**DATA FOR THIS TASK**

····················

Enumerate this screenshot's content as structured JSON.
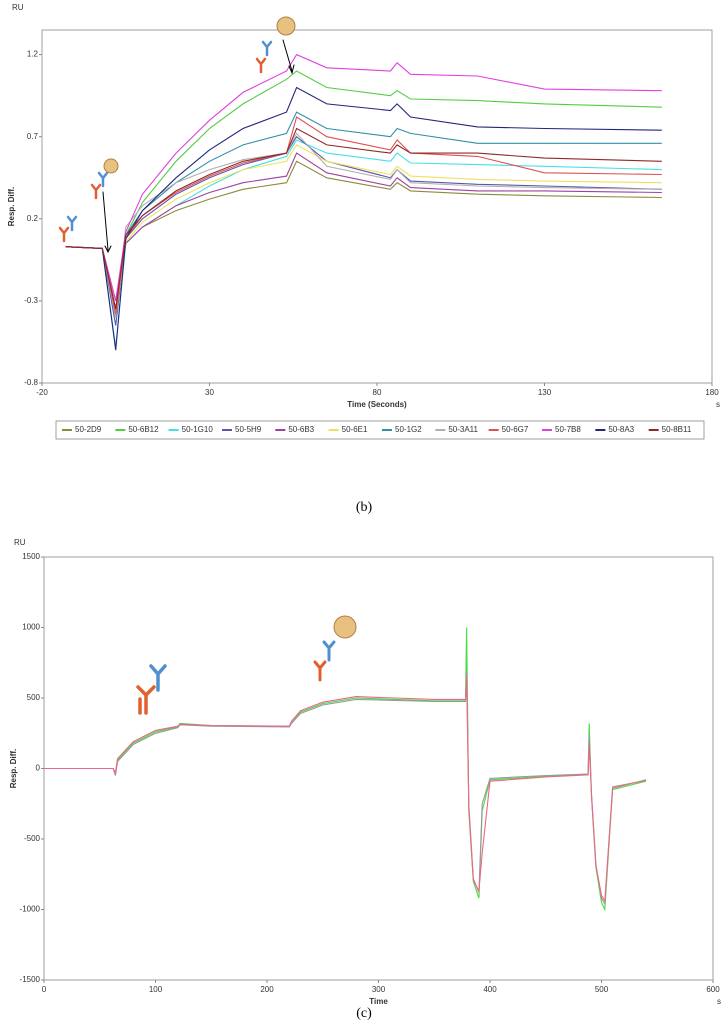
{
  "chart_data": [
    {
      "type": "line",
      "y_unit": "RU",
      "x_unit": "s",
      "y_label": "Resp. Diff.",
      "x_label": "Time (Seconds)",
      "caption": "(b)",
      "xlim": [
        -20,
        180
      ],
      "xticks": [
        -20,
        30,
        80,
        130,
        180
      ],
      "ylim": [
        -0.8,
        1.35
      ],
      "yticks": [
        -0.8,
        -0.3,
        0.2,
        0.7,
        1.2
      ],
      "grid": false,
      "legend": "bottom",
      "x": [
        -13,
        -2,
        2,
        5,
        10,
        20,
        30,
        40,
        53,
        56,
        65,
        84,
        86,
        90,
        110,
        130,
        165
      ],
      "series": [
        {
          "name": "50-2D9",
          "color": "#8b8b3a",
          "values": [
            0.03,
            0.02,
            -0.3,
            0.05,
            0.15,
            0.25,
            0.32,
            0.38,
            0.42,
            0.55,
            0.45,
            0.38,
            0.42,
            0.37,
            0.35,
            0.34,
            0.33
          ]
        },
        {
          "name": "50-6B12",
          "color": "#55cc44",
          "values": [
            0.03,
            0.02,
            -0.35,
            0.1,
            0.3,
            0.55,
            0.75,
            0.9,
            1.05,
            1.1,
            1.0,
            0.95,
            0.98,
            0.93,
            0.92,
            0.9,
            0.88
          ]
        },
        {
          "name": "50-1G10",
          "color": "#44e0e8",
          "values": [
            0.03,
            0.02,
            -0.58,
            0.05,
            0.15,
            0.28,
            0.4,
            0.5,
            0.58,
            0.68,
            0.6,
            0.55,
            0.6,
            0.54,
            0.53,
            0.52,
            0.5
          ]
        },
        {
          "name": "50-5H9",
          "color": "#5a55b0",
          "values": [
            0.03,
            0.02,
            -0.45,
            0.08,
            0.2,
            0.35,
            0.45,
            0.53,
            0.6,
            0.7,
            0.55,
            0.45,
            0.5,
            0.43,
            0.41,
            0.4,
            0.38
          ]
        },
        {
          "name": "50-6B3",
          "color": "#a040a0",
          "values": [
            0.03,
            0.02,
            -0.35,
            0.05,
            0.15,
            0.28,
            0.36,
            0.42,
            0.46,
            0.6,
            0.48,
            0.4,
            0.45,
            0.39,
            0.37,
            0.37,
            0.36
          ]
        },
        {
          "name": "50-6E1",
          "color": "#f0e060",
          "values": [
            0.03,
            0.02,
            -0.4,
            0.06,
            0.18,
            0.32,
            0.42,
            0.5,
            0.55,
            0.65,
            0.55,
            0.47,
            0.52,
            0.46,
            0.44,
            0.43,
            0.42
          ]
        },
        {
          "name": "50-1G2",
          "color": "#2f90a8",
          "values": [
            0.03,
            0.02,
            -0.4,
            0.1,
            0.25,
            0.42,
            0.55,
            0.65,
            0.72,
            0.85,
            0.75,
            0.7,
            0.75,
            0.72,
            0.66,
            0.66,
            0.66
          ]
        },
        {
          "name": "50-3A11",
          "color": "#b0b0b0",
          "values": [
            0.03,
            0.02,
            -0.4,
            0.15,
            0.28,
            0.42,
            0.5,
            0.56,
            0.6,
            0.72,
            0.52,
            0.44,
            0.5,
            0.42,
            0.4,
            0.39,
            0.38
          ]
        },
        {
          "name": "50-6G7",
          "color": "#e05050",
          "values": [
            0.03,
            0.02,
            -0.38,
            0.08,
            0.22,
            0.36,
            0.46,
            0.54,
            0.6,
            0.82,
            0.7,
            0.62,
            0.68,
            0.6,
            0.58,
            0.48,
            0.47
          ]
        },
        {
          "name": "50-7B8",
          "color": "#e040e0",
          "values": [
            0.03,
            0.02,
            -0.3,
            0.12,
            0.35,
            0.6,
            0.8,
            0.97,
            1.1,
            1.2,
            1.12,
            1.1,
            1.15,
            1.08,
            1.07,
            0.99,
            0.98
          ]
        },
        {
          "name": "50-8A3",
          "color": "#25257a",
          "values": [
            0.03,
            0.02,
            -0.6,
            0.08,
            0.25,
            0.45,
            0.62,
            0.75,
            0.85,
            1.0,
            0.9,
            0.86,
            0.9,
            0.82,
            0.76,
            0.75,
            0.74
          ]
        },
        {
          "name": "50-8B11",
          "color": "#902828",
          "values": [
            0.03,
            0.02,
            -0.35,
            0.1,
            0.22,
            0.37,
            0.47,
            0.55,
            0.6,
            0.75,
            0.65,
            0.6,
            0.65,
            0.6,
            0.6,
            0.57,
            0.55
          ]
        }
      ]
    },
    {
      "type": "line",
      "y_unit": "RU",
      "x_unit": "s",
      "y_label": "Resp. Diff.",
      "x_label": "Time",
      "caption": "(c)",
      "xlim": [
        0,
        600
      ],
      "xticks": [
        0,
        100,
        200,
        300,
        400,
        500,
        600
      ],
      "ylim": [
        -1500,
        1500
      ],
      "yticks": [
        -1500,
        -1000,
        -500,
        0,
        500,
        1000,
        1500
      ],
      "grid": false,
      "x": [
        0,
        62,
        64,
        66,
        80,
        100,
        120,
        122,
        150,
        220,
        222,
        230,
        250,
        280,
        350,
        378,
        379,
        381,
        385,
        390,
        393,
        400,
        450,
        488,
        489,
        491,
        495,
        500,
        503,
        510,
        540
      ],
      "series": [
        {
          "color": "#44dd44",
          "values": [
            0,
            0,
            -40,
            60,
            180,
            260,
            295,
            320,
            305,
            300,
            330,
            400,
            460,
            500,
            480,
            480,
            1000,
            -300,
            -800,
            -920,
            -300,
            -80,
            -55,
            -40,
            320,
            -200,
            -700,
            -950,
            -1000,
            -150,
            -90
          ]
        },
        {
          "color": "#999999",
          "values": [
            0,
            0,
            -50,
            50,
            170,
            250,
            290,
            310,
            300,
            295,
            320,
            390,
            450,
            490,
            475,
            475,
            700,
            -250,
            -780,
            -880,
            -250,
            -70,
            -50,
            -40,
            240,
            -180,
            -680,
            -920,
            -960,
            -130,
            -85
          ]
        },
        {
          "color": "#ee6688",
          "values": [
            0,
            0,
            -30,
            70,
            190,
            270,
            300,
            315,
            305,
            300,
            335,
            410,
            470,
            510,
            490,
            490,
            660,
            -280,
            -790,
            -870,
            -600,
            -90,
            -60,
            -45,
            170,
            -190,
            -690,
            -900,
            -940,
            -140,
            -80
          ]
        }
      ]
    }
  ]
}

····················

**JOB**
Go through the listing above and quote it exactly, apart from its images.

**FINAL ANSWER**
Enumerate this screenshot's content as structured JSON.
{
  "chart_data": [
    {
      "type": "line",
      "y_unit": "RU",
      "x_unit": "s",
      "y_label": "Resp. Diff.",
      "x_label": "Time (Seconds)",
      "caption": "(b)",
      "xlim": [
        -20,
        180
      ],
      "xticks": [
        -20,
        30,
        80,
        130,
        180
      ],
      "ylim": [
        -0.8,
        1.35
      ],
      "yticks": [
        -0.8,
        -0.3,
        0.2,
        0.7,
        1.2
      ],
      "grid": false,
      "legend": "bottom",
      "x": [
        -13,
        -2,
        2,
        5,
        10,
        20,
        30,
        40,
        53,
        56,
        65,
        84,
        86,
        90,
        110,
        130,
        165
      ],
      "series": [
        {
          "name": "50-2D9",
          "color": "#8b8b3a",
          "values": [
            0.03,
            0.02,
            -0.3,
            0.05,
            0.15,
            0.25,
            0.32,
            0.38,
            0.42,
            0.55,
            0.45,
            0.38,
            0.42,
            0.37,
            0.35,
            0.34,
            0.33
          ]
        },
        {
          "name": "50-6B12",
          "color": "#55cc44",
          "values": [
            0.03,
            0.02,
            -0.35,
            0.1,
            0.3,
            0.55,
            0.75,
            0.9,
            1.05,
            1.1,
            1.0,
            0.95,
            0.98,
            0.93,
            0.92,
            0.9,
            0.88
          ]
        },
        {
          "name": "50-1G10",
          "color": "#44e0e8",
          "values": [
            0.03,
            0.02,
            -0.58,
            0.05,
            0.15,
            0.28,
            0.4,
            0.5,
            0.58,
            0.68,
            0.6,
            0.55,
            0.6,
            0.54,
            0.53,
            0.52,
            0.5
          ]
        },
        {
          "name": "50-5H9",
          "color": "#5a55b0",
          "values": [
            0.03,
            0.02,
            -0.45,
            0.08,
            0.2,
            0.35,
            0.45,
            0.53,
            0.6,
            0.7,
            0.55,
            0.45,
            0.5,
            0.43,
            0.41,
            0.4,
            0.38
          ]
        },
        {
          "name": "50-6B3",
          "color": "#a040a0",
          "values": [
            0.03,
            0.02,
            -0.35,
            0.05,
            0.15,
            0.28,
            0.36,
            0.42,
            0.46,
            0.6,
            0.48,
            0.4,
            0.45,
            0.39,
            0.37,
            0.37,
            0.36
          ]
        },
        {
          "name": "50-6E1",
          "color": "#f0e060",
          "values": [
            0.03,
            0.02,
            -0.4,
            0.06,
            0.18,
            0.32,
            0.42,
            0.5,
            0.55,
            0.65,
            0.55,
            0.47,
            0.52,
            0.46,
            0.44,
            0.43,
            0.42
          ]
        },
        {
          "name": "50-1G2",
          "color": "#2f90a8",
          "values": [
            0.03,
            0.02,
            -0.4,
            0.1,
            0.25,
            0.42,
            0.55,
            0.65,
            0.72,
            0.85,
            0.75,
            0.7,
            0.75,
            0.72,
            0.66,
            0.66,
            0.66
          ]
        },
        {
          "name": "50-3A11",
          "color": "#b0b0b0",
          "values": [
            0.03,
            0.02,
            -0.4,
            0.15,
            0.28,
            0.42,
            0.5,
            0.56,
            0.6,
            0.72,
            0.52,
            0.44,
            0.5,
            0.42,
            0.4,
            0.39,
            0.38
          ]
        },
        {
          "name": "50-6G7",
          "color": "#e05050",
          "values": [
            0.03,
            0.02,
            -0.38,
            0.08,
            0.22,
            0.36,
            0.46,
            0.54,
            0.6,
            0.82,
            0.7,
            0.62,
            0.68,
            0.6,
            0.58,
            0.48,
            0.47
          ]
        },
        {
          "name": "50-7B8",
          "color": "#e040e0",
          "values": [
            0.03,
            0.02,
            -0.3,
            0.12,
            0.35,
            0.6,
            0.8,
            0.97,
            1.1,
            1.2,
            1.12,
            1.1,
            1.15,
            1.08,
            1.07,
            0.99,
            0.98
          ]
        },
        {
          "name": "50-8A3",
          "color": "#25257a",
          "values": [
            0.03,
            0.02,
            -0.6,
            0.08,
            0.25,
            0.45,
            0.62,
            0.75,
            0.85,
            1.0,
            0.9,
            0.86,
            0.9,
            0.82,
            0.76,
            0.75,
            0.74
          ]
        },
        {
          "name": "50-8B11",
          "color": "#902828",
          "values": [
            0.03,
            0.02,
            -0.35,
            0.1,
            0.22,
            0.37,
            0.47,
            0.55,
            0.6,
            0.75,
            0.65,
            0.6,
            0.65,
            0.6,
            0.6,
            0.57,
            0.55
          ]
        }
      ]
    },
    {
      "type": "line",
      "y_unit": "RU",
      "x_unit": "s",
      "y_label": "Resp. Diff.",
      "x_label": "Time",
      "caption": "(c)",
      "xlim": [
        0,
        600
      ],
      "xticks": [
        0,
        100,
        200,
        300,
        400,
        500,
        600
      ],
      "ylim": [
        -1500,
        1500
      ],
      "yticks": [
        -1500,
        -1000,
        -500,
        0,
        500,
        1000,
        1500
      ],
      "grid": false,
      "x": [
        0,
        62,
        64,
        66,
        80,
        100,
        120,
        122,
        150,
        220,
        222,
        230,
        250,
        280,
        350,
        378,
        379,
        381,
        385,
        390,
        393,
        400,
        450,
        488,
        489,
        491,
        495,
        500,
        503,
        510,
        540
      ],
      "series": [
        {
          "color": "#44dd44",
          "values": [
            0,
            0,
            -40,
            60,
            180,
            260,
            295,
            320,
            305,
            300,
            330,
            400,
            460,
            500,
            480,
            480,
            1000,
            -300,
            -800,
            -920,
            -300,
            -80,
            -55,
            -40,
            320,
            -200,
            -700,
            -950,
            -1000,
            -150,
            -90
          ]
        },
        {
          "color": "#999999",
          "values": [
            0,
            0,
            -50,
            50,
            170,
            250,
            290,
            310,
            300,
            295,
            320,
            390,
            450,
            490,
            475,
            475,
            700,
            -250,
            -780,
            -880,
            -250,
            -70,
            -50,
            -40,
            240,
            -180,
            -680,
            -920,
            -960,
            -130,
            -85
          ]
        },
        {
          "color": "#ee6688",
          "values": [
            0,
            0,
            -30,
            70,
            190,
            270,
            300,
            315,
            305,
            300,
            335,
            410,
            470,
            510,
            490,
            490,
            660,
            -280,
            -790,
            -870,
            -600,
            -90,
            -60,
            -45,
            170,
            -190,
            -690,
            -900,
            -940,
            -140,
            -80
          ]
        }
      ]
    }
  ]
}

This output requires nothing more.